Could you repeat the records below exactly, leaving out any pictures?

--- Start of Record list ---

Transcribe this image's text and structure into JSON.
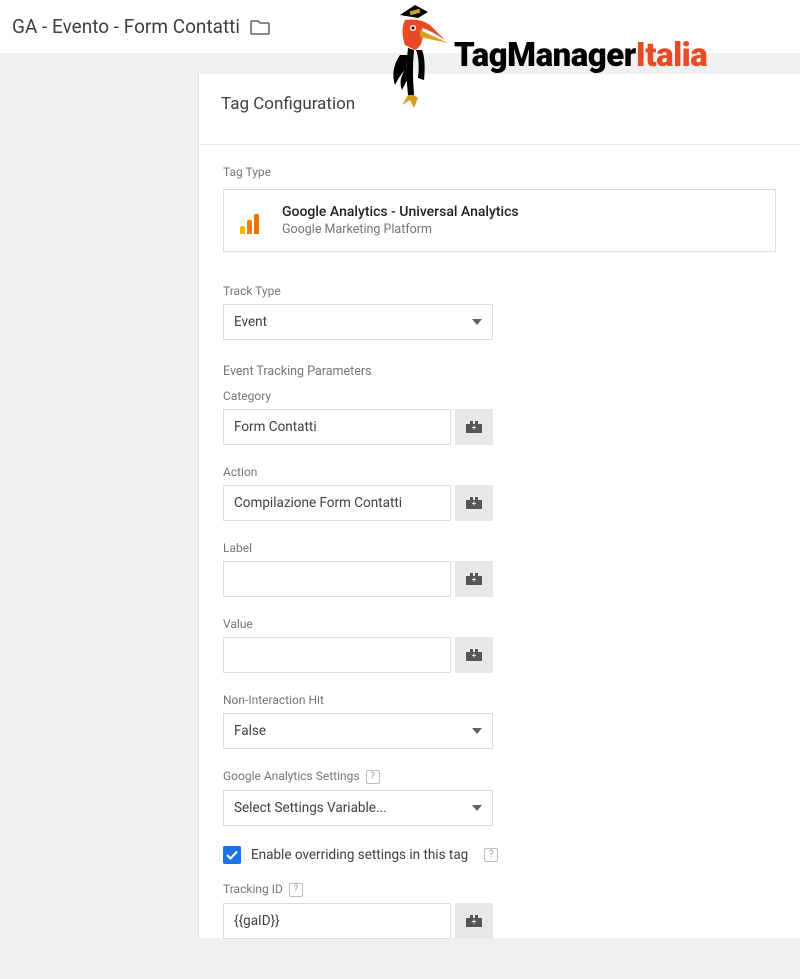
{
  "header": {
    "tag_name": "GA - Evento - Form Contatti"
  },
  "logo": {
    "text_black": "TagManager",
    "text_red": "Italia"
  },
  "section_title": "Tag Configuration",
  "tag_type": {
    "label": "Tag Type",
    "name": "Google Analytics - Universal Analytics",
    "platform": "Google Marketing Platform"
  },
  "track_type": {
    "label": "Track Type",
    "value": "Event"
  },
  "event_params_title": "Event Tracking Parameters",
  "category": {
    "label": "Category",
    "value": "Form Contatti"
  },
  "action": {
    "label": "Action",
    "value": "Compilazione Form Contatti"
  },
  "label_field": {
    "label": "Label",
    "value": ""
  },
  "value_field": {
    "label": "Value",
    "value": ""
  },
  "non_interaction": {
    "label": "Non-Interaction Hit",
    "value": "False"
  },
  "ga_settings": {
    "label": "Google Analytics Settings",
    "value": "Select Settings Variable..."
  },
  "override": {
    "checked": true,
    "label": "Enable overriding settings in this tag"
  },
  "tracking_id": {
    "label": "Tracking ID",
    "value": "{{gaID}}"
  }
}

--- End of Record list ---

The output |
Transcribe this image's text and structure into JSON.
{
  "header": {
    "tag_name": "GA - Evento - Form Contatti"
  },
  "logo": {
    "text_black": "TagManager",
    "text_red": "Italia"
  },
  "section_title": "Tag Configuration",
  "tag_type": {
    "label": "Tag Type",
    "name": "Google Analytics - Universal Analytics",
    "platform": "Google Marketing Platform"
  },
  "track_type": {
    "label": "Track Type",
    "value": "Event"
  },
  "event_params_title": "Event Tracking Parameters",
  "category": {
    "label": "Category",
    "value": "Form Contatti"
  },
  "action": {
    "label": "Action",
    "value": "Compilazione Form Contatti"
  },
  "label_field": {
    "label": "Label",
    "value": ""
  },
  "value_field": {
    "label": "Value",
    "value": ""
  },
  "non_interaction": {
    "label": "Non-Interaction Hit",
    "value": "False"
  },
  "ga_settings": {
    "label": "Google Analytics Settings",
    "value": "Select Settings Variable..."
  },
  "override": {
    "checked": true,
    "label": "Enable overriding settings in this tag"
  },
  "tracking_id": {
    "label": "Tracking ID",
    "value": "{{gaID}}"
  }
}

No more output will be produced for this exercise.